RECORDS TO USE:
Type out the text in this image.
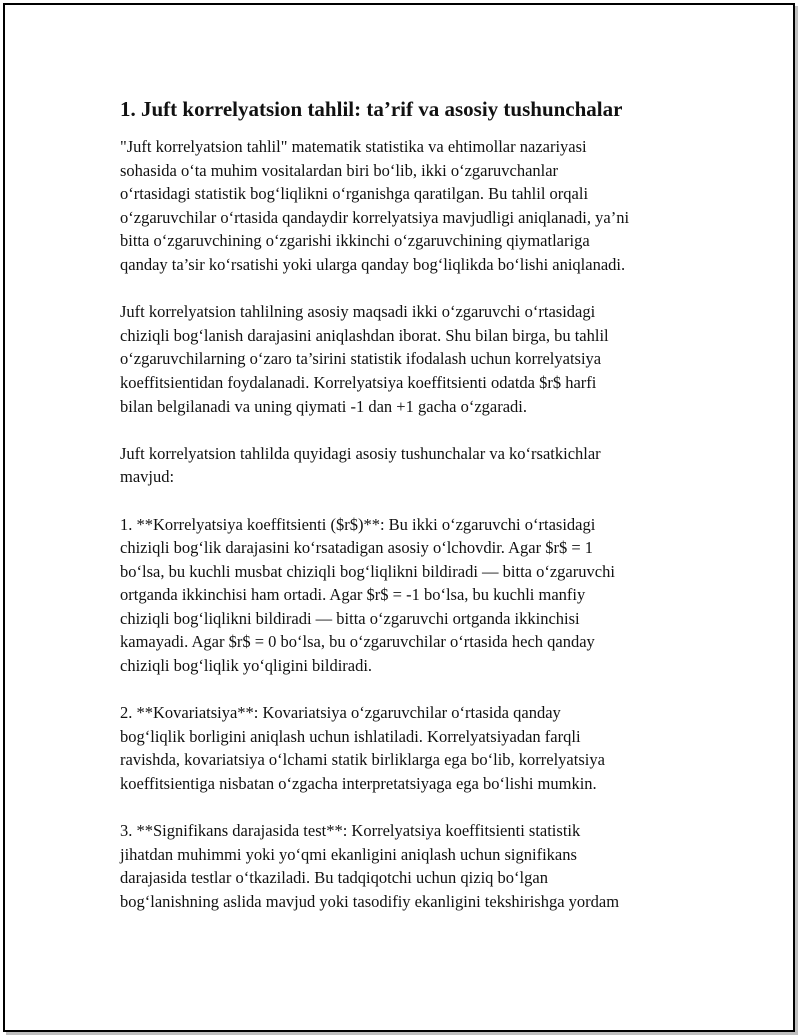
1. Juft korrelyatsion tahlil: ta’rif va asosiy tushunchalar
"Juft korrelyatsion tahlil" matematik statistika va ehtimollar nazariyasi
sohasida o‘ta muhim vositalardan biri bo‘lib, ikki o‘zgaruvchanlar
o‘rtasidagi statistik bog‘liqlikni o‘rganishga qaratilgan. Bu tahlil orqali
o‘zgaruvchilar o‘rtasida qandaydir korrelyatsiya mavjudligi aniqlanadi, ya’ni
bitta o‘zgaruvchining o‘zgarishi ikkinchi o‘zgaruvchining qiymatlariga
qanday ta’sir ko‘rsatishi yoki ularga qanday bog‘liqlikda bo‘lishi aniqlanadi.
Juft korrelyatsion tahlilning asosiy maqsadi ikki o‘zgaruvchi o‘rtasidagi
chiziqli bog‘lanish darajasini aniqlashdan iborat. Shu bilan birga, bu tahlil
o‘zgaruvchilarning o‘zaro ta’sirini statistik ifodalash uchun korrelyatsiya
koeffitsientidan foydalanadi. Korrelyatsiya koeffitsienti odatda $r$ harfi
bilan belgilanadi va uning qiymati -1 dan +1 gacha o‘zgaradi.
Juft korrelyatsion tahlilda quyidagi asosiy tushunchalar va ko‘rsatkichlar
mavjud:
1. **Korrelyatsiya koeffitsienti ($r$)**: Bu ikki o‘zgaruvchi o‘rtasidagi
chiziqli bog‘lik darajasini ko‘rsatadigan asosiy o‘lchovdir. Agar $r$ = 1
bo‘lsa, bu kuchli musbat chiziqli bog‘liqlikni bildiradi — bitta o‘zgaruvchi
ortganda ikkinchisi ham ortadi. Agar $r$ = -1 bo‘lsa, bu kuchli manfiy
chiziqli bog‘liqlikni bildiradi — bitta o‘zgaruvchi ortganda ikkinchisi
kamayadi. Agar $r$ = 0 bo‘lsa, bu o‘zgaruvchilar o‘rtasida hech qanday
chiziqli bog‘liqlik yo‘qligini bildiradi.
2. **Kovariatsiya**: Kovariatsiya o‘zgaruvchilar o‘rtasida qanday
bog‘liqlik borligini aniqlash uchun ishlatiladi. Korrelyatsiyadan farqli
ravishda, kovariatsiya o‘lchami statik birliklarga ega bo‘lib, korrelyatsiya
koeffitsientiga nisbatan o‘zgacha interpretatsiyaga ega bo‘lishi mumkin.
3. **Signifikans darajasida test**: Korrelyatsiya koeffitsienti statistik
jihatdan muhimmi yoki yo‘qmi ekanligini aniqlash uchun signifikans
darajasida testlar o‘tkaziladi. Bu tadqiqotchi uchun qiziq bo‘lgan
bog‘lanishning aslida mavjud yoki tasodifiy ekanligini tekshirishga yordam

STATED PROBLEM: Repeat the listing in full and exactly. Leave any pictures out.

WRITTEN SOLUTION:
Type out the text in this image.
1. Juft korrelyatsion tahlil: ta’rif va asosiy tushunchalar
"Juft korrelyatsion tahlil" matematik statistika va ehtimollar nazariyasi
sohasida o‘ta muhim vositalardan biri bo‘lib, ikki o‘zgaruvchanlar
o‘rtasidagi statistik bog‘liqlikni o‘rganishga qaratilgan. Bu tahlil orqali
o‘zgaruvchilar o‘rtasida qandaydir korrelyatsiya mavjudligi aniqlanadi, ya’ni
bitta o‘zgaruvchining o‘zgarishi ikkinchi o‘zgaruvchining qiymatlariga
qanday ta’sir ko‘rsatishi yoki ularga qanday bog‘liqlikda bo‘lishi aniqlanadi.
Juft korrelyatsion tahlilning asosiy maqsadi ikki o‘zgaruvchi o‘rtasidagi
chiziqli bog‘lanish darajasini aniqlashdan iborat. Shu bilan birga, bu tahlil
o‘zgaruvchilarning o‘zaro ta’sirini statistik ifodalash uchun korrelyatsiya
koeffitsientidan foydalanadi. Korrelyatsiya koeffitsienti odatda $r$ harfi
bilan belgilanadi va uning qiymati -1 dan +1 gacha o‘zgaradi.
Juft korrelyatsion tahlilda quyidagi asosiy tushunchalar va ko‘rsatkichlar
mavjud:
1. **Korrelyatsiya koeffitsienti ($r$)**: Bu ikki o‘zgaruvchi o‘rtasidagi
chiziqli bog‘lik darajasini ko‘rsatadigan asosiy o‘lchovdir. Agar $r$ = 1
bo‘lsa, bu kuchli musbat chiziqli bog‘liqlikni bildiradi — bitta o‘zgaruvchi
ortganda ikkinchisi ham ortadi. Agar $r$ = -1 bo‘lsa, bu kuchli manfiy
chiziqli bog‘liqlikni bildiradi — bitta o‘zgaruvchi ortganda ikkinchisi
kamayadi. Agar $r$ = 0 bo‘lsa, bu o‘zgaruvchilar o‘rtasida hech qanday
chiziqli bog‘liqlik yo‘qligini bildiradi.
2. **Kovariatsiya**: Kovariatsiya o‘zgaruvchilar o‘rtasida qanday
bog‘liqlik borligini aniqlash uchun ishlatiladi. Korrelyatsiyadan farqli
ravishda, kovariatsiya o‘lchami statik birliklarga ega bo‘lib, korrelyatsiya
koeffitsientiga nisbatan o‘zgacha interpretatsiyaga ega bo‘lishi mumkin.
3. **Signifikans darajasida test**: Korrelyatsiya koeffitsienti statistik
jihatdan muhimmi yoki yo‘qmi ekanligini aniqlash uchun signifikans
darajasida testlar o‘tkaziladi. Bu tadqiqotchi uchun qiziq bo‘lgan
bog‘lanishning aslida mavjud yoki tasodifiy ekanligini tekshirishga yordam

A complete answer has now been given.